Set exercise:
Rewrite the material as a numbered list, from its first line through the line with "arrow-up-icon (649, 401, 664, 417)", both included, and leave out any blank lines.
* Begin Material for the task *
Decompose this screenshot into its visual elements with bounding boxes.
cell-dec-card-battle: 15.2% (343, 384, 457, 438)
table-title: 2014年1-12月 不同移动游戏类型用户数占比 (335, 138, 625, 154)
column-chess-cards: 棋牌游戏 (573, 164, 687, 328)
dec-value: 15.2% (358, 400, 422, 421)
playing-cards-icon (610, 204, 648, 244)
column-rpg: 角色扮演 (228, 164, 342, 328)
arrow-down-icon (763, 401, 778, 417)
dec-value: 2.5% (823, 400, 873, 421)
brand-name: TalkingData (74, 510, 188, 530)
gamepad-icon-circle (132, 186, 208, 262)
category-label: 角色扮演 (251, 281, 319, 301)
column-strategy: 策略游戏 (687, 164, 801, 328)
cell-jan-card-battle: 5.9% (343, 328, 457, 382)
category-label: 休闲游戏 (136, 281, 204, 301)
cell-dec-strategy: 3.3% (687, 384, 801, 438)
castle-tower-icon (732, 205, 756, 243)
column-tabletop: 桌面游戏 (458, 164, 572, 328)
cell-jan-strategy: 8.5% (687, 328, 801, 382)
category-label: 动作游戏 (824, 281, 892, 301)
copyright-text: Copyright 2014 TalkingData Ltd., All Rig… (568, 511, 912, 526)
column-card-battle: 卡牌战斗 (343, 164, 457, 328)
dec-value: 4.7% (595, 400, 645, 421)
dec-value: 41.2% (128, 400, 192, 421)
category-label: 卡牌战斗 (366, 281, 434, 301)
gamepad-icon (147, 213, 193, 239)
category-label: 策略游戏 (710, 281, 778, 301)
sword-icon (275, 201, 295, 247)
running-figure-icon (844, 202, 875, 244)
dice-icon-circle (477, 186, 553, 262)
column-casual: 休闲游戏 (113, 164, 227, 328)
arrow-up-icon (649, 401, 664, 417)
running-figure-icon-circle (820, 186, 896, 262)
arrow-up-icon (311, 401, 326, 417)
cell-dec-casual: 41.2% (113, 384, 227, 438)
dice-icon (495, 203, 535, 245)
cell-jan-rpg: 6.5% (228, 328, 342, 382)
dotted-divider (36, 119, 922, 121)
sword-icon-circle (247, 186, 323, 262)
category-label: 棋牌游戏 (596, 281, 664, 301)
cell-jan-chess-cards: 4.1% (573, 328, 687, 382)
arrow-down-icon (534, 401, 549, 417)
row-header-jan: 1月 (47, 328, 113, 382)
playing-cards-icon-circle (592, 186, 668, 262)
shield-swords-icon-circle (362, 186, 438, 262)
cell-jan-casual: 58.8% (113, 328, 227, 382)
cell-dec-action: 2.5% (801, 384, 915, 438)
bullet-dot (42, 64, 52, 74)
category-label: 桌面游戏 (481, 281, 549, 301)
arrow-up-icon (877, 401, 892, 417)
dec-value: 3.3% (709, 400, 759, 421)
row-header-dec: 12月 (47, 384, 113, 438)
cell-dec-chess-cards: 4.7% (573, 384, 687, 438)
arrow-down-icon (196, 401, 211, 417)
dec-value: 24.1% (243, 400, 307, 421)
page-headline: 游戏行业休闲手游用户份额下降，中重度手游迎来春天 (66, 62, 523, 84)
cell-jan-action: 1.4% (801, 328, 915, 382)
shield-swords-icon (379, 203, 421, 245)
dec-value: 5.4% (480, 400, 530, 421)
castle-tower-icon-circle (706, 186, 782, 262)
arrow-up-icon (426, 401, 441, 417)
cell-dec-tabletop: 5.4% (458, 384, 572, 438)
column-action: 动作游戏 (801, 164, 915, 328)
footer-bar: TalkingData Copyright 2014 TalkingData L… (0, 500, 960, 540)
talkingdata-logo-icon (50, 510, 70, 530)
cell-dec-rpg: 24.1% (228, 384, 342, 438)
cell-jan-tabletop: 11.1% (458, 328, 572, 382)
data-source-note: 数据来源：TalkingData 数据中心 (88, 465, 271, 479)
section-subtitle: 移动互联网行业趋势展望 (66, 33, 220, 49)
* End Material for the task *
Answer to this exercise:
1. Decompose this screenshot into its visual elements with bounding boxes.
2. cell-dec-card-battle: 15.2% (343, 384, 457, 438)
3. table-title: 2014年1-12月 不同移动游戏类型用户数占比 (335, 138, 625, 154)
4. column-chess-cards: 棋牌游戏 (573, 164, 687, 328)
5. dec-value: 15.2% (358, 400, 422, 421)
6. playing-cards-icon (610, 204, 648, 244)
7. column-rpg: 角色扮演 (228, 164, 342, 328)
8. arrow-down-icon (763, 401, 778, 417)
9. dec-value: 2.5% (823, 400, 873, 421)
10. brand-name: TalkingData (74, 510, 188, 530)
11. gamepad-icon-circle (132, 186, 208, 262)
12. category-label: 角色扮演 (251, 281, 319, 301)
13. column-strategy: 策略游戏 (687, 164, 801, 328)
14. cell-jan-card-battle: 5.9% (343, 328, 457, 382)
15. category-label: 休闲游戏 (136, 281, 204, 301)
16. cell-dec-strategy: 3.3% (687, 384, 801, 438)
17. castle-tower-icon (732, 205, 756, 243)
18. column-tabletop: 桌面游戏 (458, 164, 572, 328)
19. cell-jan-strategy: 8.5% (687, 328, 801, 382)
20. category-label: 动作游戏 (824, 281, 892, 301)
21. copyright-text: Copyright 2014 TalkingData Ltd., All Rig… (568, 511, 912, 526)
22. column-card-battle: 卡牌战斗 (343, 164, 457, 328)
23. dec-value: 4.7% (595, 400, 645, 421)
24. dec-value: 41.2% (128, 400, 192, 421)
25. category-label: 卡牌战斗 (366, 281, 434, 301)
26. gamepad-icon (147, 213, 193, 239)
27. category-label: 策略游戏 (710, 281, 778, 301)
28. sword-icon (275, 201, 295, 247)
29. running-figure-icon (844, 202, 875, 244)
30. dice-icon-circle (477, 186, 553, 262)
31. column-casual: 休闲游戏 (113, 164, 227, 328)
32. arrow-up-icon (649, 401, 664, 417)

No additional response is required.